───── Data listing ─────

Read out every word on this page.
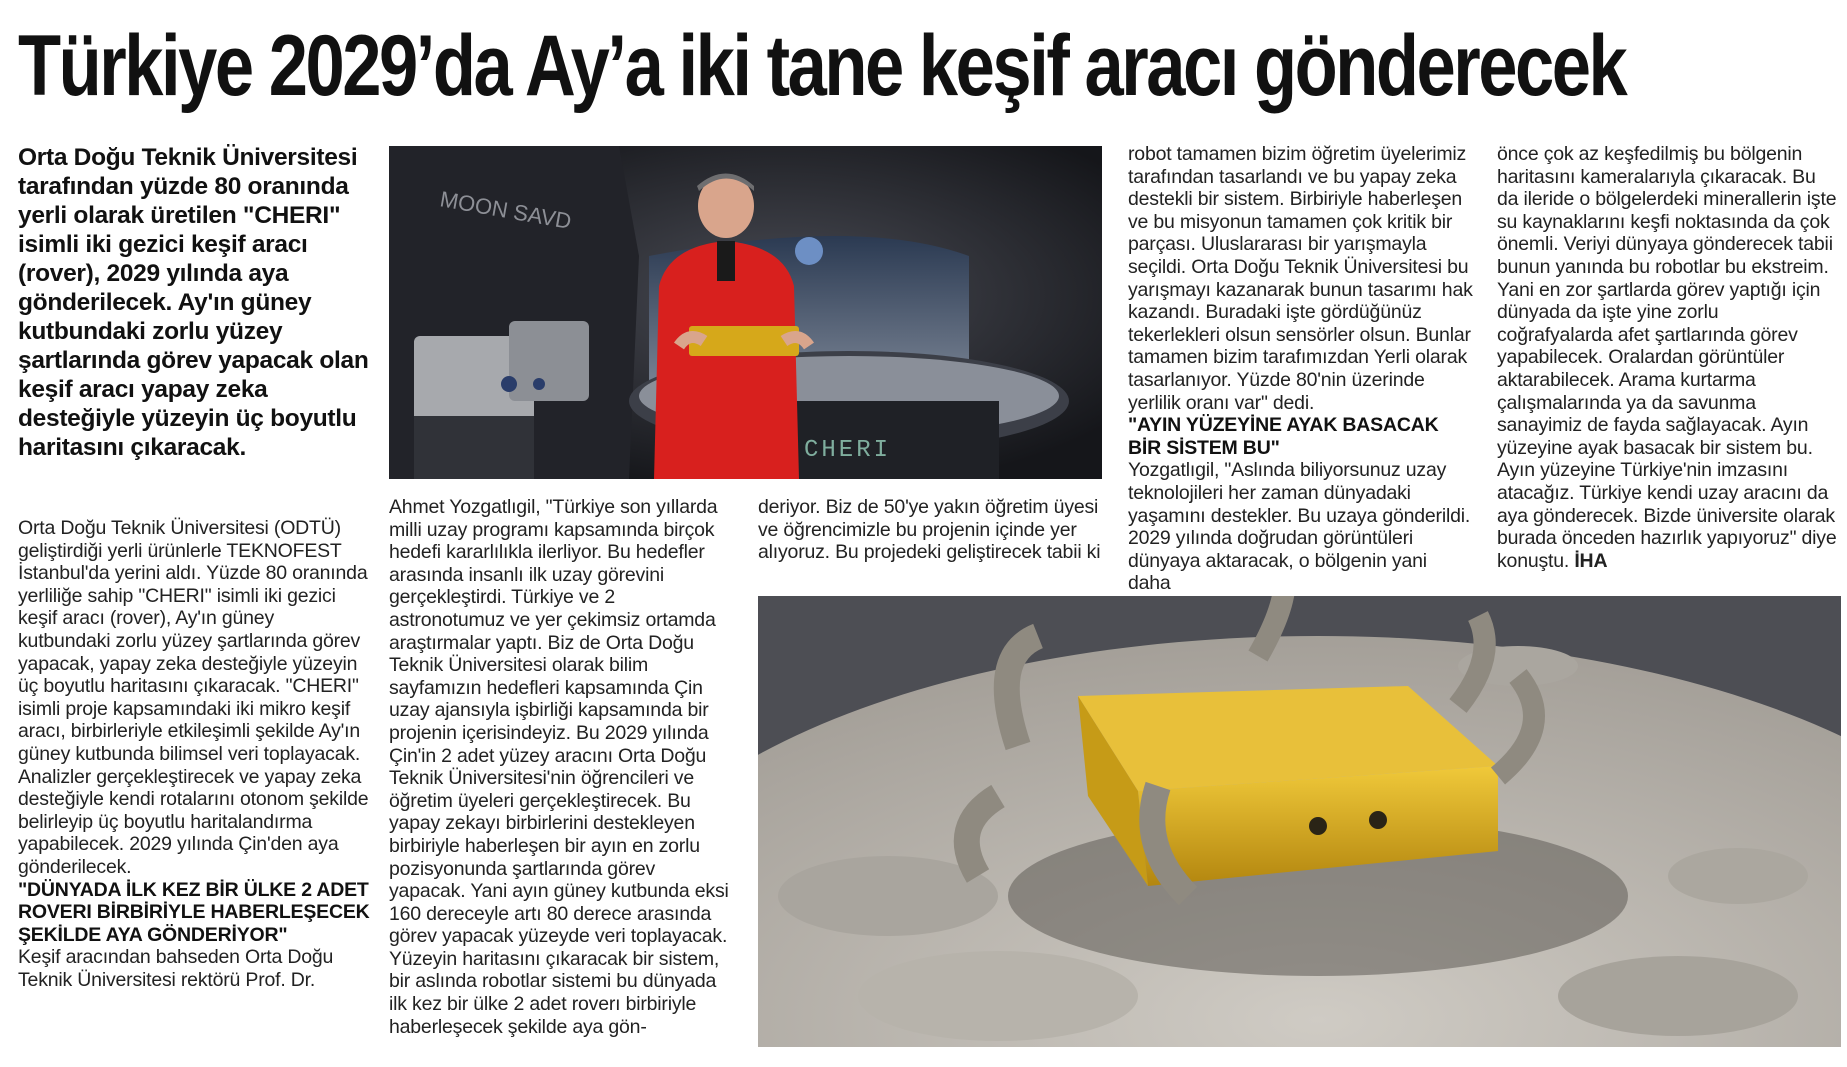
Türkiye 2029’da Ay’a iki tane keşif aracı gönderecek
Orta Doğu Teknik Üniversitesi tarafından yüzde 80 oranında yerli olarak üretilen "CHERI" isimli iki gezici keşif aracı (rover), 2029 yılında aya gönderilecek. Ay'ın güney kutbundaki zorlu yüzey şartlarında görev yapacak olan keşif aracı yapay zeka desteğiyle yüzeyin üç boyutlu haritasını çıkaracak.

Orta Doğu Teknik Üniversitesi (ODTÜ) geliştirdiği yerli ürünlerle TEKNOFEST İstanbul'da yerini aldı. Yüzde 80 oranında yerliliğe sahip "CHERI" isimli iki gezici keşif aracı (rover), Ay'ın güney kutbundaki zorlu yüzey şartlarında görev yapacak, yapay zeka desteğiyle yüzeyin üç boyutlu haritasını çıkaracak. "CHERI" isimli proje kapsamındaki iki mikro keşif aracı, birbirleriyle etkileşimli şekilde Ay'ın güney kutbunda bilimsel veri toplayacak. Analizler gerçekleştirecek ve yapay zeka desteğiyle kendi rotalarını otonom şekilde belirleyip üç boyutlu haritalandırma yapabilecek. 2029 yılında Çin'den aya gönderilecek.

"DÜNYADA İLK KEZ BİR ÜLKE 2 ADET ROVERI BİRBİRİYLE HABERLEŞECEK ŞEKİLDE AYA GÖNDERİYOR"

Keşif aracından bahseden Orta Doğu Teknik Üniversitesi rektörü Prof. Dr.

Ahmet Yozgatlıgil, "Türkiye son yıllarda milli uzay programı kapsamında birçok hedefi kararlılıkla ilerliyor. Bu hedefler arasında insanlı ilk uzay görevini gerçekleştirdi. Türkiye ve 2 astronotumuz ve yer çekimsiz ortamda araştırmalar yaptı. Biz de Orta Doğu Teknik Üniversitesi olarak bilim sayfamızın hedefleri kapsamında Çin uzay ajansıyla işbirliği kapsamında bir projenin içerisindeyiz. Bu 2029 yılında Çin'in 2 adet yüzey aracını Orta Doğu Teknik Üniversitesi'nin öğrencileri ve öğretim üyeleri gerçekleştirecek. Bu yapay zekayı birbirlerini destekleyen birbiriyle haberleşen bir ayın en zorlu pozisyonunda şartlarında görev yapacak. Yani ayın güney kutbunda eksi 160 dereceyle artı 80 derece arasında görev yapacak yüzeyde veri toplayacak. Yüzeyin haritasını çıkaracak bir sistem, bir aslında robotlar sistemi bu dünyada ilk kez bir ülke 2 adet roverı birbiriyle haberleşecek şekilde aya gön-

deriyor. Biz de 50'ye yakın öğretim üyesi ve öğrencimizle bu projenin içinde yer alıyoruz. Bu projedeki geliştirecek tabii ki

robot tamamen bizim öğretim üyelerimiz tarafından tasarlandı ve bu yapay zeka destekli bir sistem. Birbiriyle haberleşen ve bu misyonun tamamen çok kritik bir parçası. Uluslararası bir yarışmayla seçildi. Orta Doğu Teknik Üniversitesi bu yarışmayı kazanarak bunun tasarımı hak kazandı. Buradaki işte gördüğünüz tekerlekleri olsun sensörler olsun. Bunlar tamamen bizim tarafımızdan Yerli olarak tasarlanıyor. Yüzde 80'nin üzerinde yerlilik oranı var" dedi.

"AYIN YÜZEYİNE AYAK BASACAK BİR SİSTEM BU"

Yozgatlıgil, "Aslında biliyorsunuz uzay teknolojileri her zaman dünyadaki yaşamını destekler. Bu uzaya gönderildi. 2029 yılında doğrudan görüntüleri dünyaya aktaracak, o bölgenin yani daha

önce çok az keşfedilmiş bu bölgenin haritasını kameralarıyla çıkaracak. Bu da ileride o bölgelerdeki minerallerin işte su kaynaklarını keşfi noktasında da çok önemli. Veriyi dünyaya gönderecek tabii bunun yanında bu robotlar bu ekstreim. Yani en zor şartlarda görev yaptığı için dünyada da işte yine zorlu coğrafyalarda afet şartlarında görev yapabilecek. Oralardan görüntüler aktarabilecek. Arama kurtarma çalışmalarında ya da savunma sanayimiz de fayda sağlayacak. Ayın yüzeyine ayak basacak bir sistem bu. Ayın yüzeyine Türkiye'nin imzasını atacağız. Türkiye kendi uzay aracını da aya gönderecek. Bizde üniversite olarak burada önceden hazırlık yapıyoruz" diye konuştu. İHA

MOON SAVD
CHERI
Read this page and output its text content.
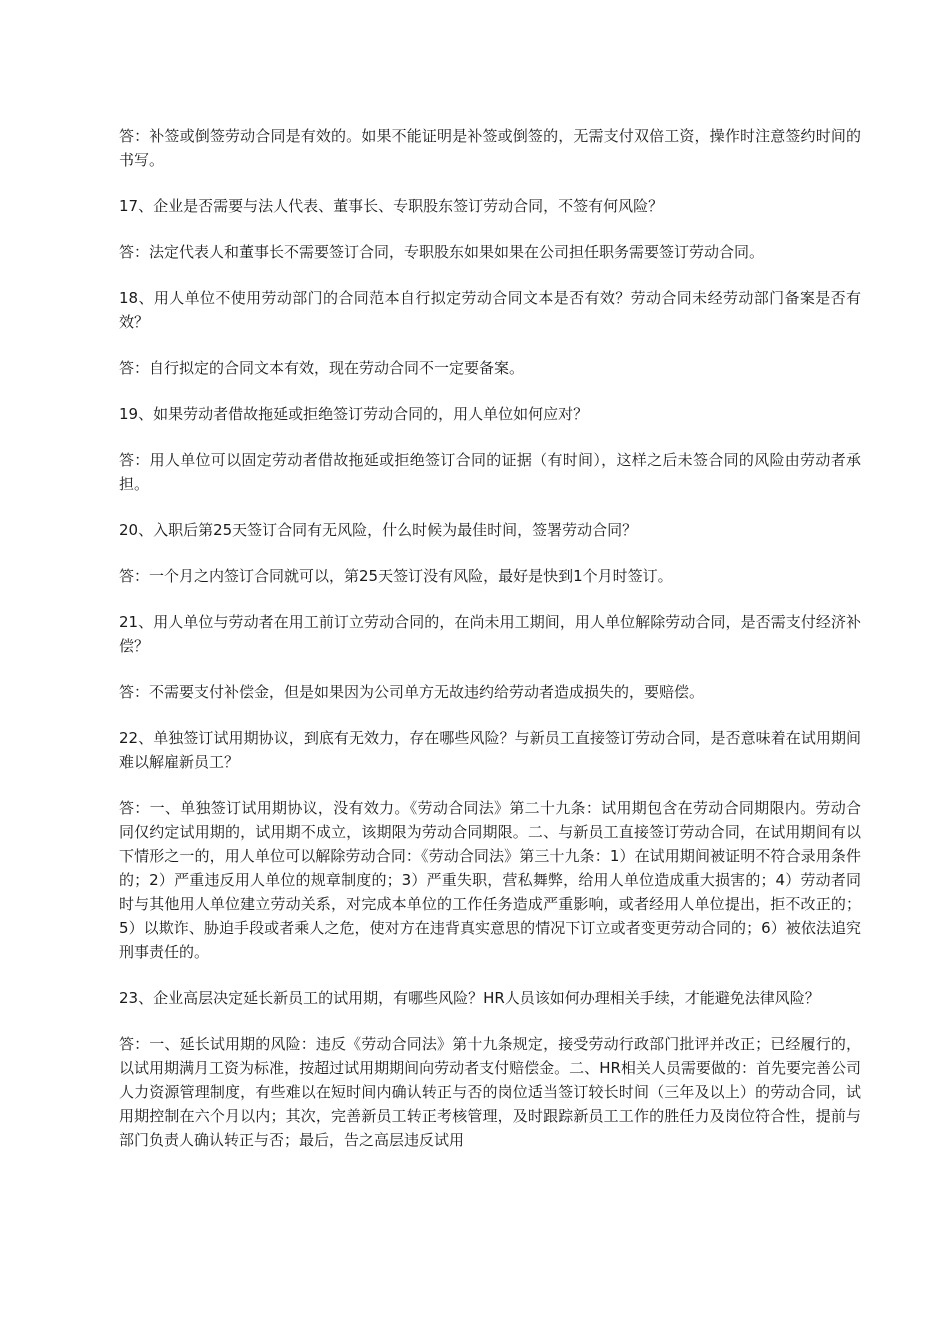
答：补签或倒签劳动合同是有效的。如果不能证明是补签或倒签的，无需支付双倍工资，操作时注意签约时间的书写。

17、企业是否需要与法人代表、董事长、专职股东签订劳动合同，不签有何风险？

答：法定代表人和董事长不需要签订合同，专职股东如果如果在公司担任职务需要签订劳动合同。

18、用人单位不使用劳动部门的合同范本自行拟定劳动合同文本是否有效？劳动合同未经劳动部门备案是否有效？

答：自行拟定的合同文本有效，现在劳动合同不一定要备案。

19、如果劳动者借故拖延或拒绝签订劳动合同的，用人单位如何应对？

答：用人单位可以固定劳动者借故拖延或拒绝签订合同的证据（有时间），这样之后未签合同的风险由劳动者承担。

20、入职后第25天签订合同有无风险，什么时候为最佳时间，签署劳动合同？

答：一个月之内签订合同就可以，第25天签订没有风险，最好是快到1个月时签订。

21、用人单位与劳动者在用工前订立劳动合同的，在尚未用工期间，用人单位解除劳动合同，是否需支付经济补偿？

答：不需要支付补偿金，但是如果因为公司单方无故违约给劳动者造成损失的，要赔偿。

22、单独签订试用期协议，到底有无效力，存在哪些风险？与新员工直接签订劳动合同，是否意味着在试用期间难以解雇新员工？

答：一、单独签订试用期协议，没有效力。《劳动合同法》第二十九条：试用期包含在劳动合同期限内。劳动合同仅约定试用期的，试用期不成立，该期限为劳动合同期限。二、与新员工直接签订劳动合同，在试用期间有以下情形之一的，用人单位可以解除劳动合同：《劳动合同法》第三十九条：1）在试用期间被证明不符合录用条件的；2）严重违反用人单位的规章制度的；3）严重失职，营私舞弊，给用人单位造成重大损害的；4）劳动者同时与其他用人单位建立劳动关系，对完成本单位的工作任务造成严重影响，或者经用人单位提出，拒不改正的；5）以欺诈、胁迫手段或者乘人之危，使对方在违背真实意思的情况下订立或者变更劳动合同的；6）被依法追究刑事责任的。

23、企业高层决定延长新员工的试用期，有哪些风险？HR人员该如何办理相关手续，才能避免法律风险？

答：一、延长试用期的风险：违反《劳动合同法》第十九条规定，接受劳动行政部门批评并改正；已经履行的，以试用期满月工资为标准，按超过试用期期间向劳动者支付赔偿金。二、HR相关人员需要做的：首先要完善公司人力资源管理制度，有些难以在短时间内确认转正与否的岗位适当签订较长时间（三年及以上）的劳动合同，试用期控制在六个月以内；其次，完善新员工转正考核管理，及时跟踪新员工工作的胜任力及岗位符合性，提前与部门负责人确认转正与否；最后，告之高层违反试用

─────

Brief: Copy all lines of the listing above that contain the string "单独签订试用期协议".

Completed task:
22、单独签订试用期协议，到底有无效力，存在哪些风险？与新员工直接签订劳动合同，是否意味着在试用期间难以解雇新员工？
答：一、单独签订试用期协议，没有效力。《劳动合同法》第二十九条：试用期包含在劳动合同期限内。劳动合同仅约定试用期的，试用期不成立，该期限为劳动合同期限。二、与新员工直接签订劳动合同，在试用期间有以下情形之一的，用人单位可以解除劳动合同：《劳动合同法》第三十九条：1）在试用期间被证明不符合录用条件的；2）严重违反用人单位的规章制度的；3）严重失职，营私舞弊，给用人单位造成重大损害的；4）劳动者同时与其他用人单位建立劳动关系，对完成本单位的工作任务造成严重影响，或者经用人单位提出，拒不改正的；5）以欺诈、胁迫手段或者乘人之危，使对方在违背真实意思的情况下订立或者变更劳动合同的；6）被依法追究刑事责任的。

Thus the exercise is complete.